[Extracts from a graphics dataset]
============

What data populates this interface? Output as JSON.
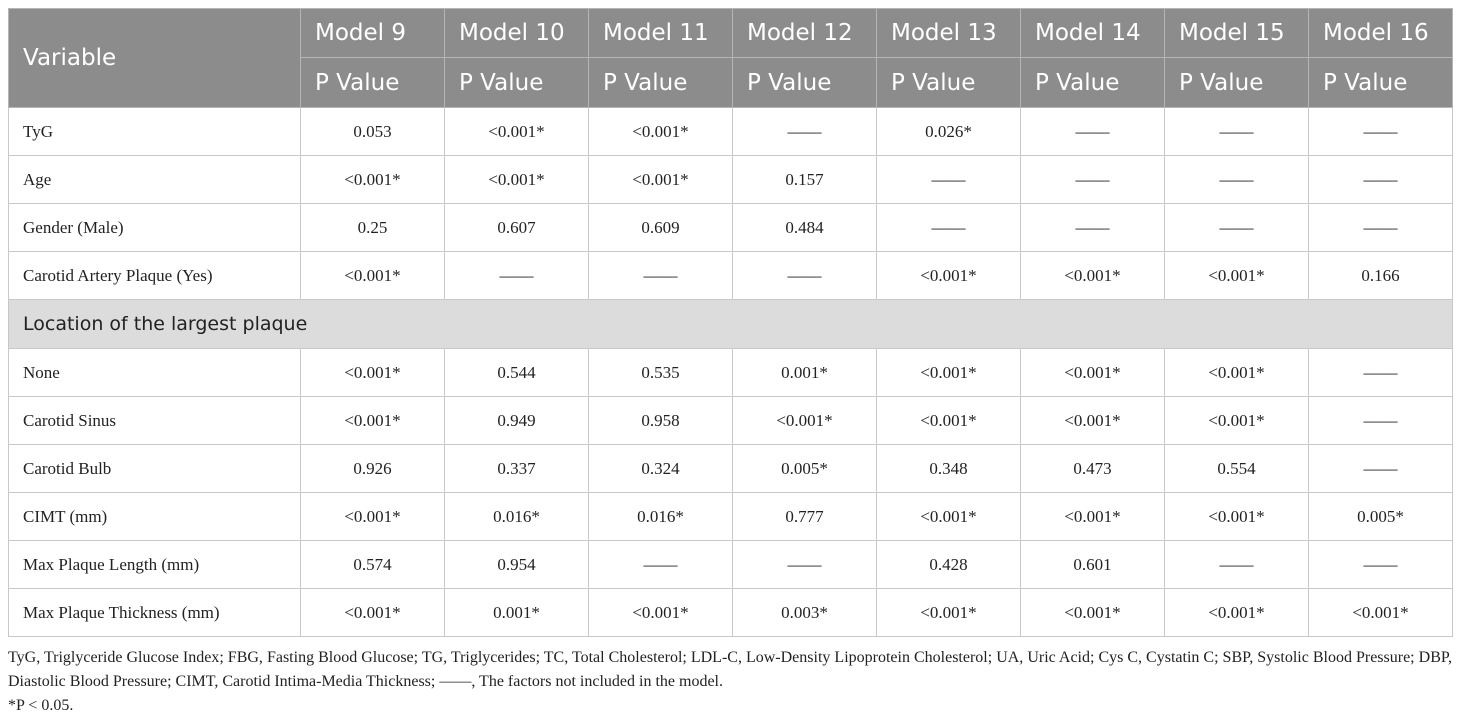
{
  "header": {
    "variable": "Variable",
    "models": [
      "Model 9",
      "Model 10",
      "Model 11",
      "Model 12",
      "Model 13",
      "Model 14",
      "Model 15",
      "Model 16"
    ],
    "sub_labels": [
      "P Value",
      "P Value",
      "P Value",
      "P Value",
      "P Value",
      "P Value",
      "P Value",
      "P Value"
    ]
  },
  "table": {
    "rows": [
      {
        "label": "TyG",
        "values": [
          "0.053",
          "<0.001*",
          "<0.001*",
          "——",
          "0.026*",
          "——",
          "——",
          "——"
        ]
      },
      {
        "label": "Age",
        "values": [
          "<0.001*",
          "<0.001*",
          "<0.001*",
          "0.157",
          "——",
          "——",
          "——",
          "——"
        ]
      },
      {
        "label": "Gender (Male)",
        "values": [
          "0.25",
          "0.607",
          "0.609",
          "0.484",
          "——",
          "——",
          "——",
          "——"
        ]
      },
      {
        "label": "Carotid Artery Plaque (Yes)",
        "values": [
          "<0.001*",
          "——",
          "——",
          "——",
          "<0.001*",
          "<0.001*",
          "<0.001*",
          "0.166"
        ]
      },
      {
        "section": "Location of the largest plaque"
      },
      {
        "label": "None",
        "values": [
          "<0.001*",
          "0.544",
          "0.535",
          "0.001*",
          "<0.001*",
          "<0.001*",
          "<0.001*",
          "——"
        ]
      },
      {
        "label": "Carotid Sinus",
        "values": [
          "<0.001*",
          "0.949",
          "0.958",
          "<0.001*",
          "<0.001*",
          "<0.001*",
          "<0.001*",
          "——"
        ]
      },
      {
        "label": "Carotid Bulb",
        "values": [
          "0.926",
          "0.337",
          "0.324",
          "0.005*",
          "0.348",
          "0.473",
          "0.554",
          "——"
        ]
      },
      {
        "label": "CIMT (mm)",
        "values": [
          "<0.001*",
          "0.016*",
          "0.016*",
          "0.777",
          "<0.001*",
          "<0.001*",
          "<0.001*",
          "0.005*"
        ]
      },
      {
        "label": "Max Plaque Length (mm)",
        "values": [
          "0.574",
          "0.954",
          "——",
          "——",
          "0.428",
          "0.601",
          "——",
          "——"
        ]
      },
      {
        "label": "Max Plaque Thickness (mm)",
        "values": [
          "<0.001*",
          "0.001*",
          "<0.001*",
          "0.003*",
          "<0.001*",
          "<0.001*",
          "<0.001*",
          "<0.001*"
        ]
      }
    ]
  },
  "notes": [
    "TyG, Triglyceride Glucose Index; FBG, Fasting Blood Glucose; TG, Triglycerides; TC, Total Cholesterol; LDL-C, Low-Density Lipoprotein Cholesterol; UA, Uric Acid; Cys C, Cystatin C; SBP, Systolic Blood Pressure; DBP, Diastolic Blood Pressure; CIMT, Carotid Intima-Media Thickness; ——, The factors not included in the model.",
    "*P < 0.05."
  ]
}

============

What you will do »
Copy out the lines of the records above in which the string "Carotid" appears.

Worked solution »
        "label": "Carotid Artery Plaque (Yes)",
        "label": "Carotid Sinus",
        "label": "Carotid Bulb",
    "TyG, Triglyceride Glucose Index; FBG, Fasting Blood Glucose; TG, Triglycerides; TC, Total Cholesterol; LDL-C, Low-Density Lipoprotein Cholesterol; UA, Uric Acid; Cys C, Cystatin C; SBP, Systolic Blood Pressure; DBP, Diastolic Blood Pressure; CIMT, Carotid Intima-Media Thickness; ——, The factors not included in the model.",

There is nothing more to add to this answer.